_SELECTED TEXT:_
## start

The implementation could provide multiple results if you wanted -- but for a given datafication of something, there will be one navigation since they are sort of inverses of each other.

markbastian17:12:55

Yeah, that's the part I'm thinking of right now. I realize you could implement it many ways and I'm trying to figure out if there's a "right" or "preferred" way.

seancorfield17:12:56

Does this ASCII graphic help?

Obj-> datafy -> Data
                  /
                /
              /
            nav
            /
          /
        /
      /
  NewObj -> datafy -> NewData

seancorfield17:12:33

When you nav, you are given (part of) the data representation of a thing and it navigates you to the corresponding part of the thing...

markbastian17:12:13

Yes, I think so. It's just the details that I think are not entirely clear ATM. I thought you navigated from a thing to a thing.

seancorfield17:12:15

The "right" way is "whatever semantics you need for datafication/navigation in your domain".

markbastian17:12:57

Suppose you are at a node in your graph (e.g. a row in a db) and you want to navigate to another node (e.g. you have your name and you could link out to a table with your enrollments or another with your children). Seems like you'd want some way to specify which place you want to go to.

seancorfield17:12:21

Yes, that specification would be encoded in the how nav works.

## end

_MATERIAL:_

## start

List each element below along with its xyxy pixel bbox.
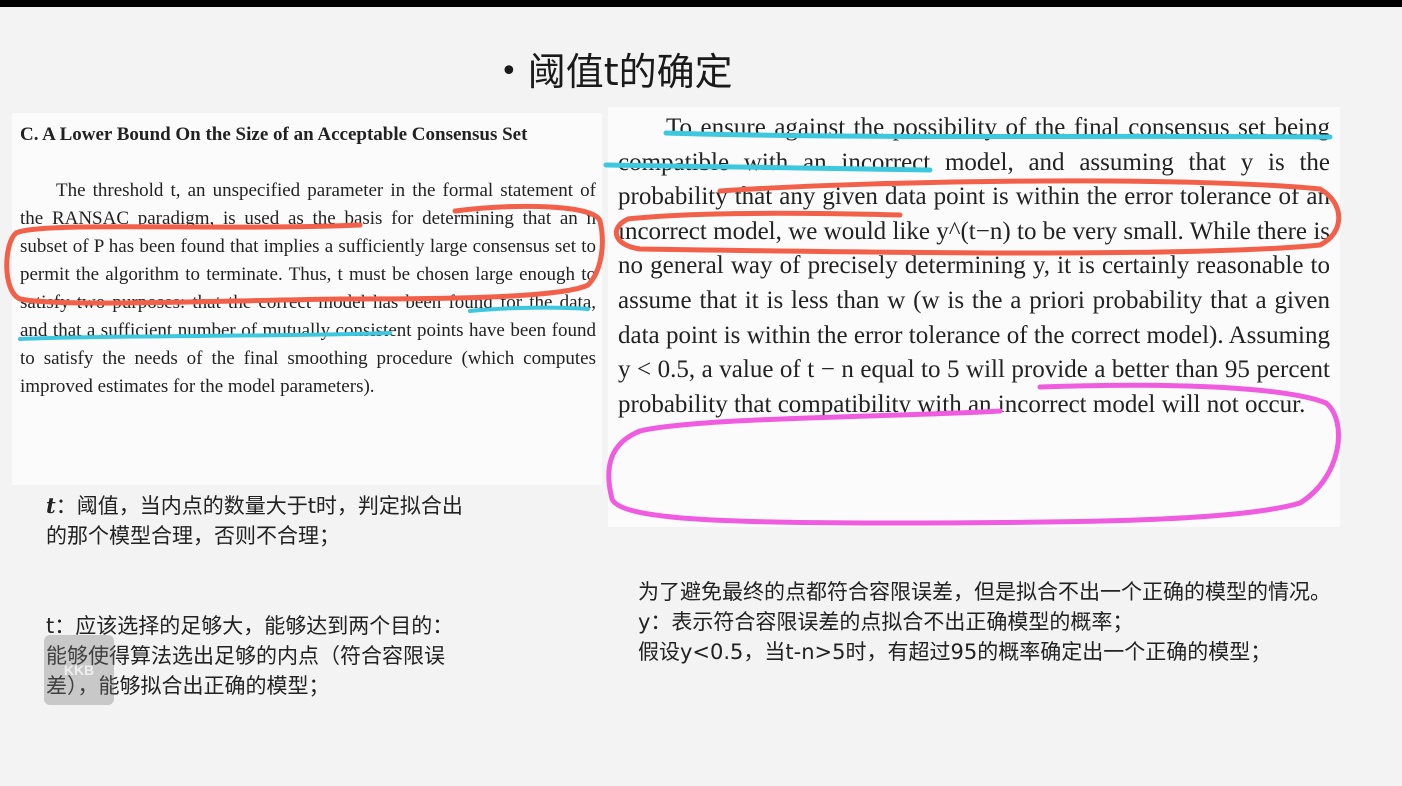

## end

_TASK DIRECTIONS:_
Do these statements agree with the chat about datafy and nav above? Answer yes or no for each, and quote the words from the chat that decide it.
(a) seancorfield says the right approach depends on the semantics your domain needs.
(b) markbastian had thought navigation went from data to data.
(c) For a given datafication, there will be several navigations.

_SOLUTION BELOW:_
(a) Yes: "whatever semantics you need for datafication/navigation in your domain"
(b) No: "I thought you navigated from a thing to a thing."
(c) No: "for a given datafication of something, there will be one navigation"